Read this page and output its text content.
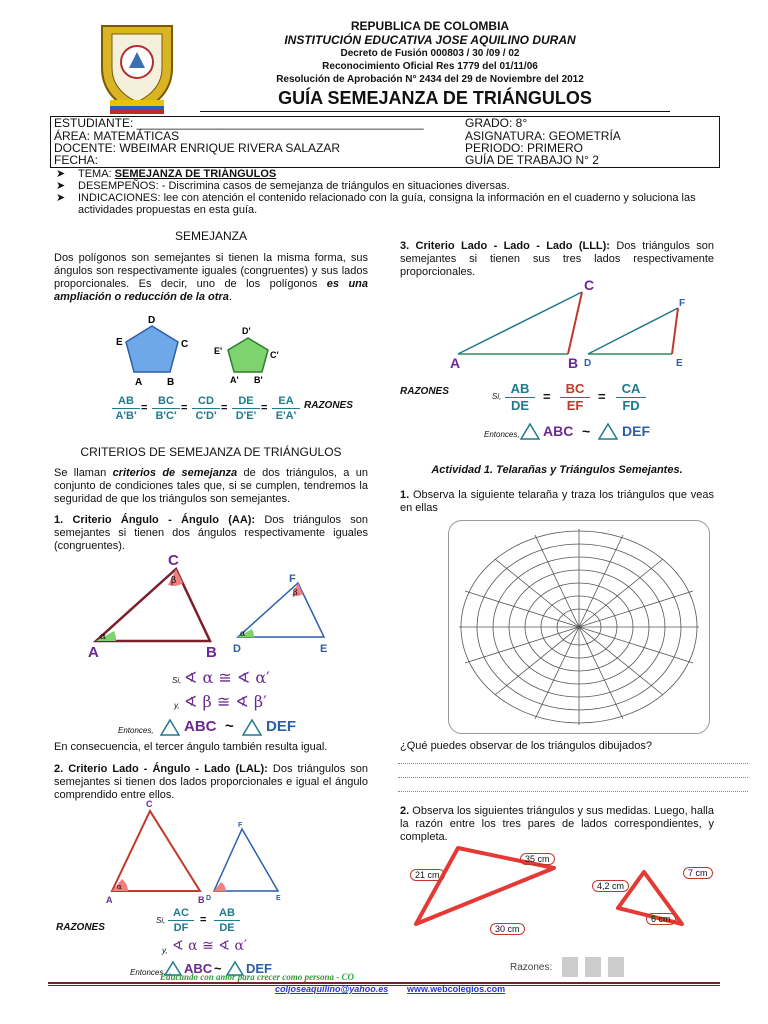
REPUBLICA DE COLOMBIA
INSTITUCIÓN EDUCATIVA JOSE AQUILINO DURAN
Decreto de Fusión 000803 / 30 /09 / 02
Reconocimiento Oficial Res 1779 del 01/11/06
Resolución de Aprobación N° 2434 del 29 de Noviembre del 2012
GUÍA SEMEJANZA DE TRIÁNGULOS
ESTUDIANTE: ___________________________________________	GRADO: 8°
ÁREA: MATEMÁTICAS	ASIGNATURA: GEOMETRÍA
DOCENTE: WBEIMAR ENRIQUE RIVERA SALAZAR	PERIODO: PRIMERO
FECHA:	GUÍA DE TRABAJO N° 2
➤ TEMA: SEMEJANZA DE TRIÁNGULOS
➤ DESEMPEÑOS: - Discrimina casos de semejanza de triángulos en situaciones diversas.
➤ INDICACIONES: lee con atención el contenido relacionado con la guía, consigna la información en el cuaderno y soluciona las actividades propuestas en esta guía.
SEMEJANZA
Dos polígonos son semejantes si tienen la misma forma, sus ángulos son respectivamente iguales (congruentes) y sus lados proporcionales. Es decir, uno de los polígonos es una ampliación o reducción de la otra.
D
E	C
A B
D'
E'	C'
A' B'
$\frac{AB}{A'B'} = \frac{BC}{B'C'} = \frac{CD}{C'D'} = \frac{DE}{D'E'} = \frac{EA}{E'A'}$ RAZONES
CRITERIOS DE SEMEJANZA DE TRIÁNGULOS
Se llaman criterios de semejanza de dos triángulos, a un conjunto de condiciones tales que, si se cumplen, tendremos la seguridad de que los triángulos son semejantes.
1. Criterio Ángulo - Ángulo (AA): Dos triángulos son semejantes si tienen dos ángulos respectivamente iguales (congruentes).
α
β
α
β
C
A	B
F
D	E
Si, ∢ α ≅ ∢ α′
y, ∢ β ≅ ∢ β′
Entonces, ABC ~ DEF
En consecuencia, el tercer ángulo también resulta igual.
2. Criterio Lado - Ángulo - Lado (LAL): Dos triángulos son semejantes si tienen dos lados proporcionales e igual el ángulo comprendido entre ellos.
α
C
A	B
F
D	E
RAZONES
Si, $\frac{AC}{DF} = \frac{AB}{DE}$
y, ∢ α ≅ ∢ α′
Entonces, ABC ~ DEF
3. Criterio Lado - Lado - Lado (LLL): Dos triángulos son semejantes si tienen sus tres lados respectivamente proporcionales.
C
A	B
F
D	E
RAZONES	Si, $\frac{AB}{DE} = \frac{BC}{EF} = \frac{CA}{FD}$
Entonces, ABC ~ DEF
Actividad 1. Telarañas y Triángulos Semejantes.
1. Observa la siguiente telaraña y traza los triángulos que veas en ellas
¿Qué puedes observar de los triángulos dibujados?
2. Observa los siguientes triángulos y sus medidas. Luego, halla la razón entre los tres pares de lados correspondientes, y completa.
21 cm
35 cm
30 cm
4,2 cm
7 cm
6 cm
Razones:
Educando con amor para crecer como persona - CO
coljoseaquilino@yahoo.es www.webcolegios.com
⁂
*Stated task*: Write the number of lines containing the word "congruentes" and nothing besides it.

*Response for this exercise*: 2